(Records from a data source)
--

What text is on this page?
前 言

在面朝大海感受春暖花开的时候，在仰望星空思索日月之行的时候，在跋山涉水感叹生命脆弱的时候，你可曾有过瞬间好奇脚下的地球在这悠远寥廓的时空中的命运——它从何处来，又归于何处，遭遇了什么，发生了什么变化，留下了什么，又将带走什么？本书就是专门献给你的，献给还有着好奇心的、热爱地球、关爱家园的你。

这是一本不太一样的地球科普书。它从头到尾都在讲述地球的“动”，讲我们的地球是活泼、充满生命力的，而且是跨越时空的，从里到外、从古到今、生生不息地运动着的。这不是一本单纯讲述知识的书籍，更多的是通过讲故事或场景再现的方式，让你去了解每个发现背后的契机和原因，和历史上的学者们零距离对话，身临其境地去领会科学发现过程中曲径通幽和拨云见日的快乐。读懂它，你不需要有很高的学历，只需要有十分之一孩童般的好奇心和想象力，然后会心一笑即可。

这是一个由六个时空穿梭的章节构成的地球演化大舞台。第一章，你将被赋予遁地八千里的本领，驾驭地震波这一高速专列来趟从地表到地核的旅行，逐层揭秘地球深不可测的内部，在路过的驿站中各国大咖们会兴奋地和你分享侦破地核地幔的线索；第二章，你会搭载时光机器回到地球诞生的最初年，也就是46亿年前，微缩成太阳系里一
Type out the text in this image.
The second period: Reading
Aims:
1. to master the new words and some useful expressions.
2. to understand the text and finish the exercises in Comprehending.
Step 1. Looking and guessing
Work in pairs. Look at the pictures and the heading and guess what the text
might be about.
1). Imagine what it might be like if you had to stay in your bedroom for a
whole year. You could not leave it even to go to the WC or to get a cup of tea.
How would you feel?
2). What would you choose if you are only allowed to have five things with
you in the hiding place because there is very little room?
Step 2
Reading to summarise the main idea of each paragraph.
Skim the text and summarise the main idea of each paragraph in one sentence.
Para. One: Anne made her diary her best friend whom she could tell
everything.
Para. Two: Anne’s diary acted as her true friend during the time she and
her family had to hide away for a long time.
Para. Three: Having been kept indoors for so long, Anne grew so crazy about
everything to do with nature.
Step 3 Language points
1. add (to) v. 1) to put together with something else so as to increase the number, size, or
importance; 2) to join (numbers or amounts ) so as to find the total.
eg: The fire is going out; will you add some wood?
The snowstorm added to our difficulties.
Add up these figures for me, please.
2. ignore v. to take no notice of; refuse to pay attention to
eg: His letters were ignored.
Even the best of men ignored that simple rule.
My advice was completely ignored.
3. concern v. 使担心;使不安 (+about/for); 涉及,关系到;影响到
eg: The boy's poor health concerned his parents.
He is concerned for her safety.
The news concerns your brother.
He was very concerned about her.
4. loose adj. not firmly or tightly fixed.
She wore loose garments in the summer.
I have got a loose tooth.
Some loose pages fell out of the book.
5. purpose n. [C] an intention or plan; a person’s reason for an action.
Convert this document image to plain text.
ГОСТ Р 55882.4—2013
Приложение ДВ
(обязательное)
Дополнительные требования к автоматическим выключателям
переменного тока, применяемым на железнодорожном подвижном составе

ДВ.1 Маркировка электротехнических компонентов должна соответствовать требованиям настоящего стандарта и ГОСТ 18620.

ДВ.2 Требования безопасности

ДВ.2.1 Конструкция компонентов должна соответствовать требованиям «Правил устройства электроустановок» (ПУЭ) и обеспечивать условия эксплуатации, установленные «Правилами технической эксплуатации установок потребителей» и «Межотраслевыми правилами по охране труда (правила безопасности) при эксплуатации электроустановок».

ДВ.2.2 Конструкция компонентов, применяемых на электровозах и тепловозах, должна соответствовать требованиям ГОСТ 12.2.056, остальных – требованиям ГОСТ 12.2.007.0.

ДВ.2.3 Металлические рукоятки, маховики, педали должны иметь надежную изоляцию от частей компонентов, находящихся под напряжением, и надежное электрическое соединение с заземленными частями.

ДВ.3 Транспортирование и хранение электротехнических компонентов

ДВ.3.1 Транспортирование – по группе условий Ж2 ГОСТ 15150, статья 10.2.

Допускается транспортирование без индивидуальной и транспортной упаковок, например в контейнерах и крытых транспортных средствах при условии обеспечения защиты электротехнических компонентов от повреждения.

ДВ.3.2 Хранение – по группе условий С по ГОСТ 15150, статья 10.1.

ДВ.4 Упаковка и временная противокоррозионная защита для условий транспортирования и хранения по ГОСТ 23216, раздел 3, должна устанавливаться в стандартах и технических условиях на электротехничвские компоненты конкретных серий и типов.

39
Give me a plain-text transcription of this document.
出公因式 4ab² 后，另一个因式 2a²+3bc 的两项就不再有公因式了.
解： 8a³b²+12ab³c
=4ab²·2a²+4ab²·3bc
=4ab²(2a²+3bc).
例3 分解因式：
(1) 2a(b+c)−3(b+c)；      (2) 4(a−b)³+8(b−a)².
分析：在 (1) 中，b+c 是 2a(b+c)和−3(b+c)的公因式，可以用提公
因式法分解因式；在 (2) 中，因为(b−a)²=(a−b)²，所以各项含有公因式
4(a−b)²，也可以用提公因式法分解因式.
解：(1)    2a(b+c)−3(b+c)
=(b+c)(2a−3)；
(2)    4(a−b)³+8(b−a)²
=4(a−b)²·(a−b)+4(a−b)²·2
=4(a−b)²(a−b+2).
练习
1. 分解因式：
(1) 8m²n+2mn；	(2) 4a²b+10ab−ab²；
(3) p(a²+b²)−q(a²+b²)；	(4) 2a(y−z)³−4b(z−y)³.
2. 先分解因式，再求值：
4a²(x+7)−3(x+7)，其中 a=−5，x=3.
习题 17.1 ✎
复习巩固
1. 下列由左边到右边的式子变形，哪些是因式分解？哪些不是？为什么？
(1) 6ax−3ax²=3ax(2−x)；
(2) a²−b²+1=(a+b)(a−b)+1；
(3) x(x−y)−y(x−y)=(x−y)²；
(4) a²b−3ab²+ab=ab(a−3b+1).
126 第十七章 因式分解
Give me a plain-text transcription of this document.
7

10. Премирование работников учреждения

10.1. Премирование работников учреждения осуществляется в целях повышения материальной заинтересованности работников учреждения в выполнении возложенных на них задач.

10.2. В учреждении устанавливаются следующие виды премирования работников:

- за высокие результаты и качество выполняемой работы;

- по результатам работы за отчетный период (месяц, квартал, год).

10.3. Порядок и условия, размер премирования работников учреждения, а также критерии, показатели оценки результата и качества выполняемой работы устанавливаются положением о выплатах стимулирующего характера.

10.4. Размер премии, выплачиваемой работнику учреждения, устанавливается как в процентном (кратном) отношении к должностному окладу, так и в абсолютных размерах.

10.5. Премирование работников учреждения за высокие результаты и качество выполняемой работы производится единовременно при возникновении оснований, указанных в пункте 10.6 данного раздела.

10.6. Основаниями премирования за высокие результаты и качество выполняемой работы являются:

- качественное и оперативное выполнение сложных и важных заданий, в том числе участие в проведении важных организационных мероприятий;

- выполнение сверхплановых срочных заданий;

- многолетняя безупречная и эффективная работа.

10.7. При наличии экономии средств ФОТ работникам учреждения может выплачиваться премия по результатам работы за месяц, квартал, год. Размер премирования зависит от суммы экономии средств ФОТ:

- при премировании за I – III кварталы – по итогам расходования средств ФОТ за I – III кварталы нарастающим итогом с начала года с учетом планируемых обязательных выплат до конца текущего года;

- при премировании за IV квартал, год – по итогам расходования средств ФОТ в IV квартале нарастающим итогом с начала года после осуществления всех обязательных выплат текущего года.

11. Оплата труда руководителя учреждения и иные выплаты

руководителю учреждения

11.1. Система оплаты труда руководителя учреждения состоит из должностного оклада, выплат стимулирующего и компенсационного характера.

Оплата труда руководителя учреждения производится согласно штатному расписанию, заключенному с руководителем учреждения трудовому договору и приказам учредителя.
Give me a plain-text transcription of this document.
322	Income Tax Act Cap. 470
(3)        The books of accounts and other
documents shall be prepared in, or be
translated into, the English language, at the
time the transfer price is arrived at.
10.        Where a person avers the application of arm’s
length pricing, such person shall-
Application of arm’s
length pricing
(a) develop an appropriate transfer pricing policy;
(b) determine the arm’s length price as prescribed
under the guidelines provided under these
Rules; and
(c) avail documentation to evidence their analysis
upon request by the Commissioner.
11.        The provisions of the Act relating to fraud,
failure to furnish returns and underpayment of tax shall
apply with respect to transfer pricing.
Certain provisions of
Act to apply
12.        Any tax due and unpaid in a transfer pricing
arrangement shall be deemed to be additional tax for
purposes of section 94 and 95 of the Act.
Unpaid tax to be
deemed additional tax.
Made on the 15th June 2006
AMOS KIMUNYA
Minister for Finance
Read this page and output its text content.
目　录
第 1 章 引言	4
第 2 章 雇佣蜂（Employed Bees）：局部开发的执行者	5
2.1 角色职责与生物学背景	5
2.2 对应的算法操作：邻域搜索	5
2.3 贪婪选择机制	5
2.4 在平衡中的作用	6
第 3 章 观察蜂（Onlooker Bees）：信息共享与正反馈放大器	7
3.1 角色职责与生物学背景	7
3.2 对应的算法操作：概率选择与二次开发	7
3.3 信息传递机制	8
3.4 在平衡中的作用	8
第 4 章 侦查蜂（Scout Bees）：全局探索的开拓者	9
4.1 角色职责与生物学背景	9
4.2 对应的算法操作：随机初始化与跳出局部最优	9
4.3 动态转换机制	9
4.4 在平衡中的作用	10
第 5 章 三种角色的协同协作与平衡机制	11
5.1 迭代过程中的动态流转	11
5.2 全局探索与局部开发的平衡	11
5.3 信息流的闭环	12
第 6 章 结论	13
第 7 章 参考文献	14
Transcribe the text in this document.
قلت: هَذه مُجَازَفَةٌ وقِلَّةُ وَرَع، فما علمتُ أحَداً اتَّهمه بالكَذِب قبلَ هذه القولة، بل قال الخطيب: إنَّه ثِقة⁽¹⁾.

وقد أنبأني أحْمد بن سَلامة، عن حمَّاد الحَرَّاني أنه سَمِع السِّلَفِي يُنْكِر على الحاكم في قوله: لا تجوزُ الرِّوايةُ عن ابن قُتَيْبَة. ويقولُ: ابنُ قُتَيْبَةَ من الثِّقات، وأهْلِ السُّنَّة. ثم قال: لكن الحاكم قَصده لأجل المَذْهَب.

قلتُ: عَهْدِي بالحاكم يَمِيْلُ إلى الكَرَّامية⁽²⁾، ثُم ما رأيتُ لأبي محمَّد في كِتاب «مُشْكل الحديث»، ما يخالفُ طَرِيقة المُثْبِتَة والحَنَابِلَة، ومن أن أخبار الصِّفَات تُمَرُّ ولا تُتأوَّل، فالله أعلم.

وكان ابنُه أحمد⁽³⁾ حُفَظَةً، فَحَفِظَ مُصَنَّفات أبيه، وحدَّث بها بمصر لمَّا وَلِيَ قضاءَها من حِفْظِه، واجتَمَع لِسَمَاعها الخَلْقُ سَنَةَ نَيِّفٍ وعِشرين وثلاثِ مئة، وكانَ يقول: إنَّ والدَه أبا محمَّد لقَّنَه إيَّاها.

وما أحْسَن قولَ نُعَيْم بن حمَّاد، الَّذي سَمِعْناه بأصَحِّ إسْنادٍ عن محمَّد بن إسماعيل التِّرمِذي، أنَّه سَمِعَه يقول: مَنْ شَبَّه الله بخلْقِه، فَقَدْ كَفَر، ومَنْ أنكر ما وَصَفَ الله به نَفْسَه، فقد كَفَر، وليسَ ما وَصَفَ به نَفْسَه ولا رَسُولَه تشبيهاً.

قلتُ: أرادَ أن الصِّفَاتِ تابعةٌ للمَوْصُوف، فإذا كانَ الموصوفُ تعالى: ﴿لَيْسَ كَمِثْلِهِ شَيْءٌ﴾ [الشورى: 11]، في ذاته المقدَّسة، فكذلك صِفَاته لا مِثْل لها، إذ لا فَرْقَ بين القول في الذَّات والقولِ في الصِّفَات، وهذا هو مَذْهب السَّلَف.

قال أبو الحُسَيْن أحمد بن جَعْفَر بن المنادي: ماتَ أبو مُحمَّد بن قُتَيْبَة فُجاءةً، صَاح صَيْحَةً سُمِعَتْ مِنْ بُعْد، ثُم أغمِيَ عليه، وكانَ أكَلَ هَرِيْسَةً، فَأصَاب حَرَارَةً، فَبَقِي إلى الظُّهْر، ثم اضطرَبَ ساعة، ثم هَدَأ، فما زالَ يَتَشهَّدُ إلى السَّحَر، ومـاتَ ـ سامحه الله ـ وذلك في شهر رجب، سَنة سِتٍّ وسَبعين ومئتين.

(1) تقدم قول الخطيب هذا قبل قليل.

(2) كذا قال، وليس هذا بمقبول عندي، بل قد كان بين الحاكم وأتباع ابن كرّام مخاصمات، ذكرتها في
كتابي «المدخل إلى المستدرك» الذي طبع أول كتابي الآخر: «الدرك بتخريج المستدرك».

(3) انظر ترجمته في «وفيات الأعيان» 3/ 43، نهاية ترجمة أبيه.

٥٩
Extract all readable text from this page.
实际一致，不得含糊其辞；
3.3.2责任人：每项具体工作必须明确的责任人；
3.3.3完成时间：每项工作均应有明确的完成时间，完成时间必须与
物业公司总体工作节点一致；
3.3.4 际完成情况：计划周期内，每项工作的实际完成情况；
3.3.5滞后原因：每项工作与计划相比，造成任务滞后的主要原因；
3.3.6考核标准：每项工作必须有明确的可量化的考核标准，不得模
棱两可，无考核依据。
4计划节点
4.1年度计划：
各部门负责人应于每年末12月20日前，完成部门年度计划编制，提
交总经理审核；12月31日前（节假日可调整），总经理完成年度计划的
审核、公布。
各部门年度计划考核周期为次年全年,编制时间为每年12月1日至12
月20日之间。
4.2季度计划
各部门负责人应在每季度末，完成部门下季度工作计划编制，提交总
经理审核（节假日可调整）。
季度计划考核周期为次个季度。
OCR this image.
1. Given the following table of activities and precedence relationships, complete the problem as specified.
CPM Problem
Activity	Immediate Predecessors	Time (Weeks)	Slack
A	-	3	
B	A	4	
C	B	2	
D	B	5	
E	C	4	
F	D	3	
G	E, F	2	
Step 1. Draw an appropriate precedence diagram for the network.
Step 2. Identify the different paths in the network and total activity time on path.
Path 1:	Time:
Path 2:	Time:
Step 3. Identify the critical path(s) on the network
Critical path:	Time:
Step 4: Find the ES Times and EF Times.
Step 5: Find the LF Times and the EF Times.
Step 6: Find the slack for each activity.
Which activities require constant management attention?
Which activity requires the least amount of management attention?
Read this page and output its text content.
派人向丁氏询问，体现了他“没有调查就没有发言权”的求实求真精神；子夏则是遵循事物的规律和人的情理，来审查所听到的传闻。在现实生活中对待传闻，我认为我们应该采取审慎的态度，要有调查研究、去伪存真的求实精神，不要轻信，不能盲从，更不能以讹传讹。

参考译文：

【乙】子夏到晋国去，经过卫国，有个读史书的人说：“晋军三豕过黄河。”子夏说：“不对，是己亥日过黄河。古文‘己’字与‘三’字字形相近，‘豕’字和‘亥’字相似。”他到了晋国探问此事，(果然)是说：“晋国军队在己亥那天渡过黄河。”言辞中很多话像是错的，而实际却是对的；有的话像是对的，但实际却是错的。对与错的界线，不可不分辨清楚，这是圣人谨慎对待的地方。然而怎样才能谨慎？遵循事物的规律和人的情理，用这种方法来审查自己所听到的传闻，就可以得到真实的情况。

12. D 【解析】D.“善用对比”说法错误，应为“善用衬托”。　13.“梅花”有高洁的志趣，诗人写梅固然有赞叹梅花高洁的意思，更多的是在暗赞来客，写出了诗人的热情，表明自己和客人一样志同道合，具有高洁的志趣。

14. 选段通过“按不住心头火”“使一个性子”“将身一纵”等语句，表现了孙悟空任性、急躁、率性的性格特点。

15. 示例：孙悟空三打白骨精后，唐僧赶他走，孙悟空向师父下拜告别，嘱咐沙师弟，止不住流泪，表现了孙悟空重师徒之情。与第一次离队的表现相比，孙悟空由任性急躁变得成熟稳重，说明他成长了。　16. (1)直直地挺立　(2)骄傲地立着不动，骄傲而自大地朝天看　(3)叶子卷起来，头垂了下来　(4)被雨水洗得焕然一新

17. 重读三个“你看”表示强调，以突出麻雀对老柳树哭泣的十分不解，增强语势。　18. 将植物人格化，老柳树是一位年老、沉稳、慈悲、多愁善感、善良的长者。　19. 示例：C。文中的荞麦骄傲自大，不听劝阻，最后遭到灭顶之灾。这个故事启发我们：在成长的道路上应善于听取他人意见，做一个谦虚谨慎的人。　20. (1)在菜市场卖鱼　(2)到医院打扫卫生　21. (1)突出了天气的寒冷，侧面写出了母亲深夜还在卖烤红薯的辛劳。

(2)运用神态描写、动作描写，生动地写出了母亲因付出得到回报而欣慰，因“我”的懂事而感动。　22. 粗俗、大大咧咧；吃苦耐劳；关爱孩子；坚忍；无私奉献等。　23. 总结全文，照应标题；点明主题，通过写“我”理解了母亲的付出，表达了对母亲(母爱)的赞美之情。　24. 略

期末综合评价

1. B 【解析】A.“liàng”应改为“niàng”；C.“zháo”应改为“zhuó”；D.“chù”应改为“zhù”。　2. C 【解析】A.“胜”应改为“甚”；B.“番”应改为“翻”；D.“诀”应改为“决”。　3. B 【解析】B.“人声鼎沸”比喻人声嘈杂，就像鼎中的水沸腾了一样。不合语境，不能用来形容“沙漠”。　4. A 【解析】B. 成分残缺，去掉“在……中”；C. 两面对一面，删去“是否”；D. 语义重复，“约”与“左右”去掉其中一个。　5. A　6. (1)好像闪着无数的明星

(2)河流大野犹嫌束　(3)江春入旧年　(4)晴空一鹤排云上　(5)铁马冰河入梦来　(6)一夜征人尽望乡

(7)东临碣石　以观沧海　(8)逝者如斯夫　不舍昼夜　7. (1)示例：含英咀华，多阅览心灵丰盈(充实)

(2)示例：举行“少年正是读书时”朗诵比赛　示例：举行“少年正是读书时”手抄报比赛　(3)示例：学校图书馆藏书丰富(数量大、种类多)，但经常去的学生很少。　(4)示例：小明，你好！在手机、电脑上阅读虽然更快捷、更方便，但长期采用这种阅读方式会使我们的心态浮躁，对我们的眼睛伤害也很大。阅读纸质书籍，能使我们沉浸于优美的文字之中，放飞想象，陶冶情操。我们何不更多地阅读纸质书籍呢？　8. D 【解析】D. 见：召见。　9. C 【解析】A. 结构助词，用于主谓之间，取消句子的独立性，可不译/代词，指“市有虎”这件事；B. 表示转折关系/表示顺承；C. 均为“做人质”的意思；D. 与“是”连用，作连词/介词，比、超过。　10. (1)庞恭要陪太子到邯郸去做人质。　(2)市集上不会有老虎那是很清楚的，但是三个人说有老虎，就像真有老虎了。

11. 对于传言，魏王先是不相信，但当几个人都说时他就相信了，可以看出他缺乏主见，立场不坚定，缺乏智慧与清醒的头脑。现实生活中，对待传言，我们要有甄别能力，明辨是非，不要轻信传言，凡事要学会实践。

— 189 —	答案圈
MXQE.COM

--

_Aim:_ Go through the records and gather the lines that hold "management".

_Answer to the exercise:_
Which activities require constant management attention?
Which activity requires the least amount of management attention?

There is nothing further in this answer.